What the exercise asks: Lay out the lines from the start of the records below through the line containing "- legend[interactable]: 安打数: [0, 46, 800, 63]", inclusive, as a numbered list. Omit any blank lines.

(Records from a data source)
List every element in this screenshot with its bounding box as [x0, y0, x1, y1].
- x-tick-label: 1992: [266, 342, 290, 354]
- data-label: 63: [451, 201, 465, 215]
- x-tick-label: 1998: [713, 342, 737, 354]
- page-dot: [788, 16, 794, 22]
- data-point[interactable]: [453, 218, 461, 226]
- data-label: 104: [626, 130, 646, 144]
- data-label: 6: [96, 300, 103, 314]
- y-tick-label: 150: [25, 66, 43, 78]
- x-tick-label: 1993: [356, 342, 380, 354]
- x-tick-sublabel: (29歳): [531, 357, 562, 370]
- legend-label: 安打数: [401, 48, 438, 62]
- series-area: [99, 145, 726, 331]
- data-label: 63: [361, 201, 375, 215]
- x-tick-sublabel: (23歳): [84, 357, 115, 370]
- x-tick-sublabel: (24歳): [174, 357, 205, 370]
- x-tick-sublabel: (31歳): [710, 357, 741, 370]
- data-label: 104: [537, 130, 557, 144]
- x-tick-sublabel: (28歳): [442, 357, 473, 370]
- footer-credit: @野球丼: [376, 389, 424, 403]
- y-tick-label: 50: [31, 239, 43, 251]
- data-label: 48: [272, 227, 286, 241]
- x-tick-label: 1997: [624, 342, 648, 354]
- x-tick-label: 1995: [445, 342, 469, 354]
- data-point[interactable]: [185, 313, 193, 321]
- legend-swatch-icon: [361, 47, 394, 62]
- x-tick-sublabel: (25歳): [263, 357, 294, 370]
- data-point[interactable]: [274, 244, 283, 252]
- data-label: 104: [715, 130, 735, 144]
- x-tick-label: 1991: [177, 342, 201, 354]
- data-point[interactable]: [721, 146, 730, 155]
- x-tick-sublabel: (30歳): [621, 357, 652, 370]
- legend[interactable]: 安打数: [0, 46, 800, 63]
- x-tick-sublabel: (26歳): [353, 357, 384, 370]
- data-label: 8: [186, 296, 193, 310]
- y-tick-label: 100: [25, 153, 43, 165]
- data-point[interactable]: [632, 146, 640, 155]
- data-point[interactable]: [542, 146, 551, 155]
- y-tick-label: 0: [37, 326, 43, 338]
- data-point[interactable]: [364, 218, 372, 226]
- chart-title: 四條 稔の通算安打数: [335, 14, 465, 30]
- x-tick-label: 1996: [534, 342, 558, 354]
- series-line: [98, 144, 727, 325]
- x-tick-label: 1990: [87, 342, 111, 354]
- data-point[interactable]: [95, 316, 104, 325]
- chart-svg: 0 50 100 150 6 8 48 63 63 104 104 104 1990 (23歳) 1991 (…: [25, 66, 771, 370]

Full solution:
1. List every element in this screenshot with its bounding box as [x0, y0, x1, y1].
2. - x-tick-label: 1992: [266, 342, 290, 354]
3. - data-label: 63: [451, 201, 465, 215]
4. - x-tick-label: 1998: [713, 342, 737, 354]
5. - page-dot: [788, 16, 794, 22]
6. - data-point[interactable]: [453, 218, 461, 226]
7. - data-label: 104: [626, 130, 646, 144]
8. - data-label: 6: [96, 300, 103, 314]
9. - y-tick-label: 150: [25, 66, 43, 78]
10. - x-tick-label: 1993: [356, 342, 380, 354]
11. - x-tick-sublabel: (29歳): [531, 357, 562, 370]
12. - legend-label: 安打数: [401, 48, 438, 62]
13. - series-area: [99, 145, 726, 331]
14. - data-label: 63: [361, 201, 375, 215]
15. - x-tick-sublabel: (23歳): [84, 357, 115, 370]
16. - x-tick-sublabel: (24歳): [174, 357, 205, 370]
17. - x-tick-sublabel: (31歳): [710, 357, 741, 370]
18. - data-label: 104: [537, 130, 557, 144]
19. - x-tick-sublabel: (28歳): [442, 357, 473, 370]
20. - footer-credit: @野球丼: [376, 389, 424, 403]
21. - y-tick-label: 50: [31, 239, 43, 251]
22. - data-label: 48: [272, 227, 286, 241]
23. - x-tick-label: 1997: [624, 342, 648, 354]
24. - x-tick-label: 1995: [445, 342, 469, 354]
25. - data-point[interactable]: [185, 313, 193, 321]
26. - legend-swatch-icon: [361, 47, 394, 62]
27. - x-tick-sublabel: (25歳): [263, 357, 294, 370]
28. - data-point[interactable]: [274, 244, 283, 252]
29. - data-label: 104: [715, 130, 735, 144]
30. - x-tick-label: 1991: [177, 342, 201, 354]
31. - data-point[interactable]: [721, 146, 730, 155]
32. - x-tick-sublabel: (30歳): [621, 357, 652, 370]
33. - legend[interactable]: 安打数: [0, 46, 800, 63]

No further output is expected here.